* Written instruction *
Gather all lines in the records below that include the word "Bürger".

--- start Listing ---

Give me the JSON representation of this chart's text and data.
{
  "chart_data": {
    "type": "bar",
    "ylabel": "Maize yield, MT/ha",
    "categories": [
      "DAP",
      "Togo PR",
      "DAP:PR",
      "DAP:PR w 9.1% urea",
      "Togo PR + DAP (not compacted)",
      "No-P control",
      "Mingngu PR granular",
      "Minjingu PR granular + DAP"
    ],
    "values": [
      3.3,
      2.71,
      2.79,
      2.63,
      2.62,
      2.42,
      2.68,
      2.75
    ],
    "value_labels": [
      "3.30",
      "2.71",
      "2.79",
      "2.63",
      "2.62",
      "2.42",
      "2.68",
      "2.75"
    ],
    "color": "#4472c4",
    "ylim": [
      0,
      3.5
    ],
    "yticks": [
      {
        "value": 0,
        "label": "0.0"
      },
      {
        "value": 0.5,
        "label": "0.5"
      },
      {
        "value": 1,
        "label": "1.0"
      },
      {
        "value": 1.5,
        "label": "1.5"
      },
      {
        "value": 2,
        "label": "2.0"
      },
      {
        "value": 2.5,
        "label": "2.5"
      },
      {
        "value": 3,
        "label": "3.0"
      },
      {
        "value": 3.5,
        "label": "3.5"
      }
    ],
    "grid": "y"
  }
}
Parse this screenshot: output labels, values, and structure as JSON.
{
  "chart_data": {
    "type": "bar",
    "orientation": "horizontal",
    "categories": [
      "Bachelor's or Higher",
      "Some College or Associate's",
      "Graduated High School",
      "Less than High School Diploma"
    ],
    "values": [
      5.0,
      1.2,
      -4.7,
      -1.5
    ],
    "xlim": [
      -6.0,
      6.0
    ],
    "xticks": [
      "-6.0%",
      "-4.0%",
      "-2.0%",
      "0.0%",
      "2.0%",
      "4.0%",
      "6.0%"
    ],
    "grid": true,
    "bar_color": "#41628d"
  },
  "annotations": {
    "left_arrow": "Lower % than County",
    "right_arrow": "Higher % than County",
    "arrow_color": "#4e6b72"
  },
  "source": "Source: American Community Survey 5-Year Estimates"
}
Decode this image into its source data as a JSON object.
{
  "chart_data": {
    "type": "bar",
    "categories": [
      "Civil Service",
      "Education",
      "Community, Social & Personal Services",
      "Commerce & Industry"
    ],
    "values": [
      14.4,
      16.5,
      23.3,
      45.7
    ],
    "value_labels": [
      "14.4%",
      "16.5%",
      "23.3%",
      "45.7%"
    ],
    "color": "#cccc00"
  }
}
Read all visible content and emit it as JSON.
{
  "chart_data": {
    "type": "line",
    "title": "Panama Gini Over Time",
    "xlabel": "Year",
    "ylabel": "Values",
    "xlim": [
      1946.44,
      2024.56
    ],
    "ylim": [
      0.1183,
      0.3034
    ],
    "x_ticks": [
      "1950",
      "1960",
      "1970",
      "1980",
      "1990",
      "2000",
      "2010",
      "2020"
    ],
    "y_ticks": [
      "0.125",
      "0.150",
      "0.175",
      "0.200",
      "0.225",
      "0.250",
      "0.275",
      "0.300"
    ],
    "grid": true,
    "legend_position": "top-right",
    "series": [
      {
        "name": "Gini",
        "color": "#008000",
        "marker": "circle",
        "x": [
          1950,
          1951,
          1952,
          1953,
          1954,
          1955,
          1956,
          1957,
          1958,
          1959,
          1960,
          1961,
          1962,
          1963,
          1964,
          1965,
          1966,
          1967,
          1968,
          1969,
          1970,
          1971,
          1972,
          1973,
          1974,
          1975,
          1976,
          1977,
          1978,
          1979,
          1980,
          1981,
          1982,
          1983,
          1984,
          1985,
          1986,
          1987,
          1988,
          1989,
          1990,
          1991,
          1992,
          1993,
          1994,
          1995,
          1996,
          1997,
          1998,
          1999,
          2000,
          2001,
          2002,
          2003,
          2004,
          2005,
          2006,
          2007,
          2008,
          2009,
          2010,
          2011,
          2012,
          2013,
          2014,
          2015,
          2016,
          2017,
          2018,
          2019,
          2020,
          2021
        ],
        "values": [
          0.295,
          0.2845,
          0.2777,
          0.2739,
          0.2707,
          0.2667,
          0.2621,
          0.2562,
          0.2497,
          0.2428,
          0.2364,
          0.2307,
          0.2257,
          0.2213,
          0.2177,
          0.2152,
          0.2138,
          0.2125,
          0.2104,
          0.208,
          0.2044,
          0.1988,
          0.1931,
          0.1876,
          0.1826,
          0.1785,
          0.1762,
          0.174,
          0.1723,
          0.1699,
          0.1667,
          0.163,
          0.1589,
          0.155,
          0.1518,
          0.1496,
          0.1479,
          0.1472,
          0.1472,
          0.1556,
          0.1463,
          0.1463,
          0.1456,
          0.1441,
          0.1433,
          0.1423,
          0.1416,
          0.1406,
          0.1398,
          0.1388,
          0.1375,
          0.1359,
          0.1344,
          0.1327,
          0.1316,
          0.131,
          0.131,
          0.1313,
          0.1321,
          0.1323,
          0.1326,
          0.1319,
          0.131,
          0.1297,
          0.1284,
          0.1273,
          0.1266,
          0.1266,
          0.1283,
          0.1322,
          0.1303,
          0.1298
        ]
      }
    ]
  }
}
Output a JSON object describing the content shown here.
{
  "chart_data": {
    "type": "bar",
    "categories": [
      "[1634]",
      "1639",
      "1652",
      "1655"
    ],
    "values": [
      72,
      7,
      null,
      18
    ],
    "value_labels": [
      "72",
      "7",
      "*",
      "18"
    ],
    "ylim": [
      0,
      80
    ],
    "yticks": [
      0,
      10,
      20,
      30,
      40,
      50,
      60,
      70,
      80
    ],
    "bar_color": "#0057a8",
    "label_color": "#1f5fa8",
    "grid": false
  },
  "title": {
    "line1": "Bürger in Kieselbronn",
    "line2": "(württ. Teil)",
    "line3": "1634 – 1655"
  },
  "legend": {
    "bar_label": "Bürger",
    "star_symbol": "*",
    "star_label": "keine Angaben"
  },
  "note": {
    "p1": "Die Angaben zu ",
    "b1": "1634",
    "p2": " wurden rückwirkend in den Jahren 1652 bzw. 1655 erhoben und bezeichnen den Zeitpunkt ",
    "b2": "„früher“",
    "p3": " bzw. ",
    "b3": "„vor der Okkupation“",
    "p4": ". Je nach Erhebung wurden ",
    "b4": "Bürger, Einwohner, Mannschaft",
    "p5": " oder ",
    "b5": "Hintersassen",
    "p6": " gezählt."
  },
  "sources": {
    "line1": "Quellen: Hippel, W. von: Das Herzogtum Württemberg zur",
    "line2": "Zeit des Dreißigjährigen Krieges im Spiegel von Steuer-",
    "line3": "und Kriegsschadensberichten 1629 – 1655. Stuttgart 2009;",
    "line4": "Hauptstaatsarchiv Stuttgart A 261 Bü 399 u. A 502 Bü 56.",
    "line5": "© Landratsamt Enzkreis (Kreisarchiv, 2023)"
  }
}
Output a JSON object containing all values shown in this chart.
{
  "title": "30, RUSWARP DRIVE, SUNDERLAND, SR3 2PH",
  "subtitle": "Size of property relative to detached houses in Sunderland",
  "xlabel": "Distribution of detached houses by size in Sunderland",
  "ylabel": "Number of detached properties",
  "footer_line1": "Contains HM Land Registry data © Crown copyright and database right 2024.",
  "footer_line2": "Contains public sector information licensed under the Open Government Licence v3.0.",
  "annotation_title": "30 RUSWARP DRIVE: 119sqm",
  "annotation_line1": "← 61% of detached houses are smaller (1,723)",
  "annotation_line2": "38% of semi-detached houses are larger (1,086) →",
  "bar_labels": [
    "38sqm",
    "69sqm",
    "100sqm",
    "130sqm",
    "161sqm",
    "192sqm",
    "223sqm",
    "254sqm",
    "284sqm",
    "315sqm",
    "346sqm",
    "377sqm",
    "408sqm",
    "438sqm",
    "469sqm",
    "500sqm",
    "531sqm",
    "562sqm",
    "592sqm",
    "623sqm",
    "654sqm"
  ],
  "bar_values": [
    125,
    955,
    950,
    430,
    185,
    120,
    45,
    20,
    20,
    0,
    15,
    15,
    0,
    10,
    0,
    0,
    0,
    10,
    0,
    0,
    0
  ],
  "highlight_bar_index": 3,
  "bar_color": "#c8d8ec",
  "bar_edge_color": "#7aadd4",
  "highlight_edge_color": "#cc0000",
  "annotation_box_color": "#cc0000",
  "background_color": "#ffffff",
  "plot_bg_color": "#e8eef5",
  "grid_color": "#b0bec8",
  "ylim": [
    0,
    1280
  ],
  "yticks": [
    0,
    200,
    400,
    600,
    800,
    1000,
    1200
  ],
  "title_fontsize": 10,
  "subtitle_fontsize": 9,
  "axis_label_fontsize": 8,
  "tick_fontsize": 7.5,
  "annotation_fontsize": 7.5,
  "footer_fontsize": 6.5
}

--- end Listing ---

* Output for this exercise *
    "line1": "Bürger in Kieselbronn",
    "bar_label": "Bürger",
    "b4": "Bürger, Einwohner, Mannschaft",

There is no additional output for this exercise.